- PROBLEM DETAILS -
Copy out all of the material exactly as presented.

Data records
__________
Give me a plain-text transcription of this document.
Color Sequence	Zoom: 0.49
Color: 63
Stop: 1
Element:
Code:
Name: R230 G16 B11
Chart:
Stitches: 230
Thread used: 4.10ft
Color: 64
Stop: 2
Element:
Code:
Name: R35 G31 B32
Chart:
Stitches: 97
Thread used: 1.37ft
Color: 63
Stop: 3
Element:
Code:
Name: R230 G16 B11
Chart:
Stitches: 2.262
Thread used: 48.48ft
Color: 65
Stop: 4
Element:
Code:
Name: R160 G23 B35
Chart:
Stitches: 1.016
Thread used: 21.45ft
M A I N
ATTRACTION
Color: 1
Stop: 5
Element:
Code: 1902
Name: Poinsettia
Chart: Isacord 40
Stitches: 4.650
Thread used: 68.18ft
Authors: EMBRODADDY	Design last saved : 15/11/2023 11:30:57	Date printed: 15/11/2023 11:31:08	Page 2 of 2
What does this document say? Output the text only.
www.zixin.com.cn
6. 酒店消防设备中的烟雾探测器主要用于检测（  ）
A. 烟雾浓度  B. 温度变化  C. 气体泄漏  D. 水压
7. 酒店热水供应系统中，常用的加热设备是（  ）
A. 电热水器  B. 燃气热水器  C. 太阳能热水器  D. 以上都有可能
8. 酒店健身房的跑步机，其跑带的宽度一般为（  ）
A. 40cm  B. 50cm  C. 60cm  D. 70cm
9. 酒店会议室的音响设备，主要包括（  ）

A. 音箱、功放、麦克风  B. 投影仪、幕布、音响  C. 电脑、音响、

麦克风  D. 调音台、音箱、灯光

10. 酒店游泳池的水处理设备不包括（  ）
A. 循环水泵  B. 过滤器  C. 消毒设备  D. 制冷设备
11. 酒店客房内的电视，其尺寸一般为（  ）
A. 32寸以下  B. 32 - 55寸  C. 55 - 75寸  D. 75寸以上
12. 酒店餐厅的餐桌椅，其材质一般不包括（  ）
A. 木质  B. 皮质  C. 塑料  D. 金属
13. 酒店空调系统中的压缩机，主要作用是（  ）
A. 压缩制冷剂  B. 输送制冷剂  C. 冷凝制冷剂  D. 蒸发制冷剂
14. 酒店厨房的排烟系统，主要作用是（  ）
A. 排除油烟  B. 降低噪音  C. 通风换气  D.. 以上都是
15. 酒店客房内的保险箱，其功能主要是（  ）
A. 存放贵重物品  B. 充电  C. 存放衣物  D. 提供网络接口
__________
- OUTPUT -
Give me a plain-text transcription of this document.
Color Sequence	Zoom: 0.49
Color: 63
Stop: 1
Element:
Code:
Name: R230 G16 B11
Chart:
Stitches: 230
Thread used: 4.10ft
Color: 64
Stop: 2
Element:
Code:
Name: R35 G31 B32
Chart:
Stitches: 97
Thread used: 1.37ft
Color: 63
Stop: 3
Element:
Code:
Name: R230 G16 B11
Chart:
Stitches: 2.262
Thread used: 48.48ft
Color: 65
Stop: 4
Element:
Code:
Name: R160 G23 B35
Chart:
Stitches: 1.016
Thread used: 21.45ft
M A I N
ATTRACTION
Color: 1
Stop: 5
Element:
Code: 1902
Name: Poinsettia
Chart: Isacord 40
Stitches: 4.650
Thread used: 68.18ft
Authors: EMBRODADDY	Design last saved : 15/11/2023 11:30:57	Date printed: 15/11/2023 11:31:08	Page 2 of 2
What does this document say? Output the text only.
www.zixin.com.cn
6. 酒店消防设备中的烟雾探测器主要用于检测（  ）
A. 烟雾浓度  B. 温度变化  C. 气体泄漏  D. 水压
7. 酒店热水供应系统中，常用的加热设备是（  ）
A. 电热水器  B. 燃气热水器  C. 太阳能热水器  D. 以上都有可能
8. 酒店健身房的跑步机，其跑带的宽度一般为（  ）
A. 40cm  B. 50cm  C. 60cm  D. 70cm
9. 酒店会议室的音响设备，主要包括（  ）

A. 音箱、功放、麦克风  B. 投影仪、幕布、音响  C. 电脑、音响、

麦克风  D. 调音台、音箱、灯光

10. 酒店游泳池的水处理设备不包括（  ）
A. 循环水泵  B. 过滤器  C. 消毒设备  D. 制冷设备
11. 酒店客房内的电视，其尺寸一般为（  ）
A. 32寸以下  B. 32 - 55寸  C. 55 - 75寸  D. 75寸以上
12. 酒店餐厅的餐桌椅，其材质一般不包括（  ）
A. 木质  B. 皮质  C. 塑料  D. 金属
13. 酒店空调系统中的压缩机，主要作用是（  ）
A. 压缩制冷剂  B. 输送制冷剂  C. 冷凝制冷剂  D. 蒸发制冷剂
14. 酒店厨房的排烟系统，主要作用是（  ）
A. 排除油烟  B. 降低噪音  C. 通风换气  D.. 以上都是
15. 酒店客房内的保险箱，其功能主要是（  ）
A. 存放贵重物品  B. 充电  C. 存放衣物  D. 提供网络接口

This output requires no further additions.